start

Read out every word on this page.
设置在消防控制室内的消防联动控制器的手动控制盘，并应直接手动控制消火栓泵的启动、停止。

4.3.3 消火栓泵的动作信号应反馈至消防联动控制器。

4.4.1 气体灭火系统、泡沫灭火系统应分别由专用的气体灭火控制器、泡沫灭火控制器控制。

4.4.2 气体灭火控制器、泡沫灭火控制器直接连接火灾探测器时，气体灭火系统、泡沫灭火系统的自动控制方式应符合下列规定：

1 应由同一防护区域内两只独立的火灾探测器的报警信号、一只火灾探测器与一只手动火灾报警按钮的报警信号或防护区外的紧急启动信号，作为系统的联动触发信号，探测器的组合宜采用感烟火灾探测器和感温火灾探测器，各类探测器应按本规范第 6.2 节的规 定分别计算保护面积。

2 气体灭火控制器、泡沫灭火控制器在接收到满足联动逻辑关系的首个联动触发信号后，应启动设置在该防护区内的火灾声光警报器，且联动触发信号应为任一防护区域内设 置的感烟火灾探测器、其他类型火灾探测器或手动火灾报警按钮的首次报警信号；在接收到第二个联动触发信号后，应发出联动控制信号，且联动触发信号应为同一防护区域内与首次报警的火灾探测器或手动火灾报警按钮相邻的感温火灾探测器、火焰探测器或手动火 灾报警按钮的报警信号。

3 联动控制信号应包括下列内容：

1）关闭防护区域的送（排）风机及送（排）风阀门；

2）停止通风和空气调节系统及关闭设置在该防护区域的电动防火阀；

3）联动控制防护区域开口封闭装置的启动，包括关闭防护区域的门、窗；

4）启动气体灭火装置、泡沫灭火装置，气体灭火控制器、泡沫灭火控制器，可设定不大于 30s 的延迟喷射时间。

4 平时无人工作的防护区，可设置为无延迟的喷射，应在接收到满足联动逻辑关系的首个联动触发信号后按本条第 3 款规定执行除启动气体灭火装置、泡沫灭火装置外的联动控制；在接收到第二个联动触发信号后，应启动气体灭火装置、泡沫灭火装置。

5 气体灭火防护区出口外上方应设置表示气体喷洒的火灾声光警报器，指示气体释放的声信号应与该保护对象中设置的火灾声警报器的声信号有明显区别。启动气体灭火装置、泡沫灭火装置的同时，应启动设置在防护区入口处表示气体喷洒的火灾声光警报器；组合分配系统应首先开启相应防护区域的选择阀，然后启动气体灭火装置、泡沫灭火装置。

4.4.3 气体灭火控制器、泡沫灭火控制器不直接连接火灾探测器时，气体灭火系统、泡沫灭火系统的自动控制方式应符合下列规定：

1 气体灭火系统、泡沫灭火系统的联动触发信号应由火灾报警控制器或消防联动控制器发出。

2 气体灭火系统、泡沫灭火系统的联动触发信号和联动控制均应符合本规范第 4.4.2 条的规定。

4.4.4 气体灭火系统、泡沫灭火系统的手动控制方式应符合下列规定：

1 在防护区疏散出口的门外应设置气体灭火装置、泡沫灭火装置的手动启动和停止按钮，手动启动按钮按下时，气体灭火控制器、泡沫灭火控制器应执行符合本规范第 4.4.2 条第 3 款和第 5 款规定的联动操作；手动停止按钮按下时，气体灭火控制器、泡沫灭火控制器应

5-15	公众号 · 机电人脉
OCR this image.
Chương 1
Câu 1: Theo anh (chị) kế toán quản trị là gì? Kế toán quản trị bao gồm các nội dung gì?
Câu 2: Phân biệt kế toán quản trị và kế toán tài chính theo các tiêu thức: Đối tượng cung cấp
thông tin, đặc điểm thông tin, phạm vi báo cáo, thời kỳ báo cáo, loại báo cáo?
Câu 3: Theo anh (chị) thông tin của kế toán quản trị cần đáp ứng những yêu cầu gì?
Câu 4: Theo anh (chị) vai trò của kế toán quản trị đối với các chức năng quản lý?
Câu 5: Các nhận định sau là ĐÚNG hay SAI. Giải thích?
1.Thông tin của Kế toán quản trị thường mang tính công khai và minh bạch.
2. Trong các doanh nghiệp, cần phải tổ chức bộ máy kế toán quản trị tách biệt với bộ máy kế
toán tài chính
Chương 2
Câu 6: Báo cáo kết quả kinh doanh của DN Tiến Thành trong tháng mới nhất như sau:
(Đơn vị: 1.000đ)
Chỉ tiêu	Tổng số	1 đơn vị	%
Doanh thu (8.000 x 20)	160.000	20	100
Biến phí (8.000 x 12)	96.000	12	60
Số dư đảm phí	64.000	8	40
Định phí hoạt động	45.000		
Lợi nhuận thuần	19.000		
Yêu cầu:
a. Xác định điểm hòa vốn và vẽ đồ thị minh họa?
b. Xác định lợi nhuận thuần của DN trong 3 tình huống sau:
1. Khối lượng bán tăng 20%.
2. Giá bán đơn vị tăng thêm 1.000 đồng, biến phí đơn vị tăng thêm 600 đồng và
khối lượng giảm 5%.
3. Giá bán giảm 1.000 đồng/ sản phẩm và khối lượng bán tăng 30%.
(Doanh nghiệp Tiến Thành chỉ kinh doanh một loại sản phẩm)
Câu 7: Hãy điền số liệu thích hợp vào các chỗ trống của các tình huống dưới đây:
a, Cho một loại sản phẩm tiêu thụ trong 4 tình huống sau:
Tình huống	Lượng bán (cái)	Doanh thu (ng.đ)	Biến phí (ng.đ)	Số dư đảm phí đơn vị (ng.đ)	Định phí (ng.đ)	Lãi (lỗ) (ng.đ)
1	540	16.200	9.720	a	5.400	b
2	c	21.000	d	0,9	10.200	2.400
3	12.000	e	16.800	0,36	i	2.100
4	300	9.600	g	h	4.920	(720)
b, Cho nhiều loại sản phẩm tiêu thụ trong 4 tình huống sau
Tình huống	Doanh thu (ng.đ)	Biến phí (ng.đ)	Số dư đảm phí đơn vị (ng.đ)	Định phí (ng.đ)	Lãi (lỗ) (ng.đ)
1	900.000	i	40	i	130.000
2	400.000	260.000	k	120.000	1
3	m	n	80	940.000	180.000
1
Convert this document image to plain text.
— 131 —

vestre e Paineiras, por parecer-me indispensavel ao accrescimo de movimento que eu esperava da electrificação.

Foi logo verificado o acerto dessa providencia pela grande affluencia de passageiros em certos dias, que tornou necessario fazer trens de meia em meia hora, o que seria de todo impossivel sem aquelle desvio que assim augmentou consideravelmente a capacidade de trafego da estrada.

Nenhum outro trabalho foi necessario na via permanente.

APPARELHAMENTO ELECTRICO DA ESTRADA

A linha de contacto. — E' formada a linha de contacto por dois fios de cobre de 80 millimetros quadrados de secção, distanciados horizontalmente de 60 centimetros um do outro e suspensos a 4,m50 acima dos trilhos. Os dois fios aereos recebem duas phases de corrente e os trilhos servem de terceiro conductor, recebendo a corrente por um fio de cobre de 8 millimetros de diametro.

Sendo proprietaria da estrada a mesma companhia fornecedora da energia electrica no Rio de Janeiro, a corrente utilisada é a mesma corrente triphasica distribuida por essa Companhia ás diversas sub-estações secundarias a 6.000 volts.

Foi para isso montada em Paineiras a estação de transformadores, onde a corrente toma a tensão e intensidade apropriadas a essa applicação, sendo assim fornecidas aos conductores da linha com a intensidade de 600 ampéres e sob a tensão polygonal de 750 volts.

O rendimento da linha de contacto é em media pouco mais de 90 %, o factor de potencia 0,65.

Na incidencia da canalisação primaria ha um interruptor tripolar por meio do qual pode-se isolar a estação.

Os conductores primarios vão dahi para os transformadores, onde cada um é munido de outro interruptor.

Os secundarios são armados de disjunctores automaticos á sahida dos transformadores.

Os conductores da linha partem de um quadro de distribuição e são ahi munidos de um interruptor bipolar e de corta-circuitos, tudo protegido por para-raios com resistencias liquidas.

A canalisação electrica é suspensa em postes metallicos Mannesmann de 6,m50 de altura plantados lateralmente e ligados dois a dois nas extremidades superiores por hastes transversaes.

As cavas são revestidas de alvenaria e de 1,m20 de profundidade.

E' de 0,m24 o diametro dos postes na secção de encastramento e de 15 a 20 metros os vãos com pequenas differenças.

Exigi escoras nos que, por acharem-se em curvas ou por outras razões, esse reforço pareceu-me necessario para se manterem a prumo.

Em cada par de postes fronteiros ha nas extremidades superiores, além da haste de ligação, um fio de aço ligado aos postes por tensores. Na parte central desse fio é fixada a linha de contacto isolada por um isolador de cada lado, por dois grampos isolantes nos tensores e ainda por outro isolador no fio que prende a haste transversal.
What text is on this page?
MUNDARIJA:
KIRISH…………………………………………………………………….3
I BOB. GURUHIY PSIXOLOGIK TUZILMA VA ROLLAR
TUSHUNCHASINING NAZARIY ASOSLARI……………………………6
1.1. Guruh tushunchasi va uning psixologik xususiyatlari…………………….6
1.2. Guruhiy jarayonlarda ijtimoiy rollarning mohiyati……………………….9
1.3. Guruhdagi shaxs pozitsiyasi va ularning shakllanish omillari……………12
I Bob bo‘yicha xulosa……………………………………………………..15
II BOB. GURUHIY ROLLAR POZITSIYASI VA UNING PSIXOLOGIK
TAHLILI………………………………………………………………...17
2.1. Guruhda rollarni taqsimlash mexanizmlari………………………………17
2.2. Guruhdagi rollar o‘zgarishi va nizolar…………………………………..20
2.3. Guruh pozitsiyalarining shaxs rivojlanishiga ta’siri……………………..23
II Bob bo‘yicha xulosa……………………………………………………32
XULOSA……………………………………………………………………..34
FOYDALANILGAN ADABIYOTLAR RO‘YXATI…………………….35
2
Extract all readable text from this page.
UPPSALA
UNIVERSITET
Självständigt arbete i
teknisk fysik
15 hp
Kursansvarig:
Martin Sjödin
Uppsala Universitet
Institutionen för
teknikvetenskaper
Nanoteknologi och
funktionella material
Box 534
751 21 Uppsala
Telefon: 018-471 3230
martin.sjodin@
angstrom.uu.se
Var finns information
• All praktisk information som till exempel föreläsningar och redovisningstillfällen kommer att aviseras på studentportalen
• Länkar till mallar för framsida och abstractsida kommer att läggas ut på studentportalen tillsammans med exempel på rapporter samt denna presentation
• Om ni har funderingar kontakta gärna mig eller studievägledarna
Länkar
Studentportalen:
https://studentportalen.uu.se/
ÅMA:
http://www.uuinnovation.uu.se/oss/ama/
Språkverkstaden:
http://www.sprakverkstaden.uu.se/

end

_Task instructions_
Write out every line of the entries that holds the word "chức".

_Response to the exercise_
Câu 4: Theo anh (chị) vai trò của kế toán quản trị đối với các chức năng quản lý?
2. Trong các doanh nghiệp, cần phải tổ chức bộ máy kế toán quản trị tách biệt với bộ máy kế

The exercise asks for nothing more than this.